* **Description of the task**
Please report every line from the material that contains the word "temperature".

[Dataset items]
◇ ◇ ◇

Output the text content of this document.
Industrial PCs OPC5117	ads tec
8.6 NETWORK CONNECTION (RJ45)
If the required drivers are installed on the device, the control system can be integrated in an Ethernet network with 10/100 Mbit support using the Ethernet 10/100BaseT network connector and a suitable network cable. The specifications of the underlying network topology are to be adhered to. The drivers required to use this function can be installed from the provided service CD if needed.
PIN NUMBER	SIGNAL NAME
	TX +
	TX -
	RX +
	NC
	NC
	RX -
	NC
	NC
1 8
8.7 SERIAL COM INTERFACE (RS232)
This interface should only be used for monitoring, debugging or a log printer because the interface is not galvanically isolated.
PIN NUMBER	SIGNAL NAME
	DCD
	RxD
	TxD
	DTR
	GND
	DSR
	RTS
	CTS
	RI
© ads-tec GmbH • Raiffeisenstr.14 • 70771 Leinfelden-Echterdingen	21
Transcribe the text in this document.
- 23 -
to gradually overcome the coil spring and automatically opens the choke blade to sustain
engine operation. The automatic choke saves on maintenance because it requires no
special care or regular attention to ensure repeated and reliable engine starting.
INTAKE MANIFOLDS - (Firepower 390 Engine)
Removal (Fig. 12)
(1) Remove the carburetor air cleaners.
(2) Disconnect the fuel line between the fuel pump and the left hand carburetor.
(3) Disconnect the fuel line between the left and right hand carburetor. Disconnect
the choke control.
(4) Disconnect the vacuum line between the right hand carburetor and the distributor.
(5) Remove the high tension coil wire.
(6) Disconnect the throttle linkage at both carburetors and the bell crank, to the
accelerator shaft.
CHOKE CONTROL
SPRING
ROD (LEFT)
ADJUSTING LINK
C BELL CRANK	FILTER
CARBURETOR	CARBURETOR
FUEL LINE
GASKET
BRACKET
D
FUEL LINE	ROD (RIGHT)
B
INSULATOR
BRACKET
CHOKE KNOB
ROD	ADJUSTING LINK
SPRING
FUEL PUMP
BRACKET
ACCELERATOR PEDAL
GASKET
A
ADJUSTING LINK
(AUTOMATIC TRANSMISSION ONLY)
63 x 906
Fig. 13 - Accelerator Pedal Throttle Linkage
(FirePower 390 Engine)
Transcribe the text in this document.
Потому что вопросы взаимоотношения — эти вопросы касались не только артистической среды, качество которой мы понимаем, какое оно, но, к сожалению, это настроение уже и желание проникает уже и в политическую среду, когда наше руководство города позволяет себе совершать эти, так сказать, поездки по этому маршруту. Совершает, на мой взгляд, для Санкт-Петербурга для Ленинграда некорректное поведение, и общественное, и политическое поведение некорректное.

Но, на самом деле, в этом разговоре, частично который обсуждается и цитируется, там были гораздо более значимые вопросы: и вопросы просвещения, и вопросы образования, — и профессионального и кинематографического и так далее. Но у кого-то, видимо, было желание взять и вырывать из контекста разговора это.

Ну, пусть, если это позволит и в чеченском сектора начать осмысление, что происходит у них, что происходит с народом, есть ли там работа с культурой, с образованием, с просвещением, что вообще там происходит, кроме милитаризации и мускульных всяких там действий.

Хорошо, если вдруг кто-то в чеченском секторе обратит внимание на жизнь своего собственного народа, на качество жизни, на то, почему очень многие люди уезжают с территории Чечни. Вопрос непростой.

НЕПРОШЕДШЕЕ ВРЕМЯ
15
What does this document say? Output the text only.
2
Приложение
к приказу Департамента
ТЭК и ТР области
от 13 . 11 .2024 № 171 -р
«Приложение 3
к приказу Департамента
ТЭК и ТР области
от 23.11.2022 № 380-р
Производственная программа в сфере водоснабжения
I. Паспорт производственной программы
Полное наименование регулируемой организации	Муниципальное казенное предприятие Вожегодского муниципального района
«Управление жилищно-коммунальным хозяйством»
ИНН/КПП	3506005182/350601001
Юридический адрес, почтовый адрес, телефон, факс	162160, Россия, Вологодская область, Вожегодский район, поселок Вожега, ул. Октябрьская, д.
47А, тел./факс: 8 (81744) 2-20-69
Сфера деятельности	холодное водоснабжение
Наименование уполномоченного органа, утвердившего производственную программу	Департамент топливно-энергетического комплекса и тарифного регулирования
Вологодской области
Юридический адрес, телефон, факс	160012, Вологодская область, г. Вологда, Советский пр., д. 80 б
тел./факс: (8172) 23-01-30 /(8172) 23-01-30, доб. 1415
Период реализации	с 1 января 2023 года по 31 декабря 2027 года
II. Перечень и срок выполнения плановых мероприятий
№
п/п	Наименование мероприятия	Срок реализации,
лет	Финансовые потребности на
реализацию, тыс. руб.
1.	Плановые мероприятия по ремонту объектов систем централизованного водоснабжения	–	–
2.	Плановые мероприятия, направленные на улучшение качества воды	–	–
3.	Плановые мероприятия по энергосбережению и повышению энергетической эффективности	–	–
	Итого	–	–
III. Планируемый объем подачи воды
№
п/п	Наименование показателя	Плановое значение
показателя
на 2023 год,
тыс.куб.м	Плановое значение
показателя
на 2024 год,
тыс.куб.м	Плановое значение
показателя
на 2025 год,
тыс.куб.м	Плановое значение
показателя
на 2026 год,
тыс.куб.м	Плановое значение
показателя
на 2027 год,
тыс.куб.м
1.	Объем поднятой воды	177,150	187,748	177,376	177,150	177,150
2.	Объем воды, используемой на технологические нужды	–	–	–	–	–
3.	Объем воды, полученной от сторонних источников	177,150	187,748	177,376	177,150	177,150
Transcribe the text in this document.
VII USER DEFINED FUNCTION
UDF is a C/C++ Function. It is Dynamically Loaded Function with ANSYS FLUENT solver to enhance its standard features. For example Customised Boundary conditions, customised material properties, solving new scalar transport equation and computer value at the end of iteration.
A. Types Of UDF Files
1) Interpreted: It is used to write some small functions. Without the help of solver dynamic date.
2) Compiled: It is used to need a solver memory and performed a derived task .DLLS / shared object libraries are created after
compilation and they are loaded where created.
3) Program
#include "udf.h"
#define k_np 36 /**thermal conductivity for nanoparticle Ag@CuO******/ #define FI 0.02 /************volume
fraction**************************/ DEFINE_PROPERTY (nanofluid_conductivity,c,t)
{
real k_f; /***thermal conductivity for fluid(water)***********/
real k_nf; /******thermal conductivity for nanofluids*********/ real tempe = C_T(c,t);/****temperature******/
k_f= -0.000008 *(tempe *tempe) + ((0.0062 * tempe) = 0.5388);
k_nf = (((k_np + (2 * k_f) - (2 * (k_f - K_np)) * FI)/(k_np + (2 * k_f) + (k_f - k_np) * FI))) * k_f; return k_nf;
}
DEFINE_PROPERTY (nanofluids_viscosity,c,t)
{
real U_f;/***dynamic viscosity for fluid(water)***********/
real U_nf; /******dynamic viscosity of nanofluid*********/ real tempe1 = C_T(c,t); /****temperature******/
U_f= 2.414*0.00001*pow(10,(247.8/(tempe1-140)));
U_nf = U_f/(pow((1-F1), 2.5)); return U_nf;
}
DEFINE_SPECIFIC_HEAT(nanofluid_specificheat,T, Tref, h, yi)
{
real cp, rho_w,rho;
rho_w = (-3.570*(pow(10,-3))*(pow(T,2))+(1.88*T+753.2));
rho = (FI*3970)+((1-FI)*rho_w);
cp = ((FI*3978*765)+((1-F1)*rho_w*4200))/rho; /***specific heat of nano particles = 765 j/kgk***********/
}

◇ ◇ ◇

* **The response**
real k_nf; /******thermal conductivity for nanofluids*********/ real tempe = C_T(c,t);/****temperature******/
real U_nf; /******dynamic viscosity of nanofluid*********/ real tempe1 = C_T(c,t); /****temperature******/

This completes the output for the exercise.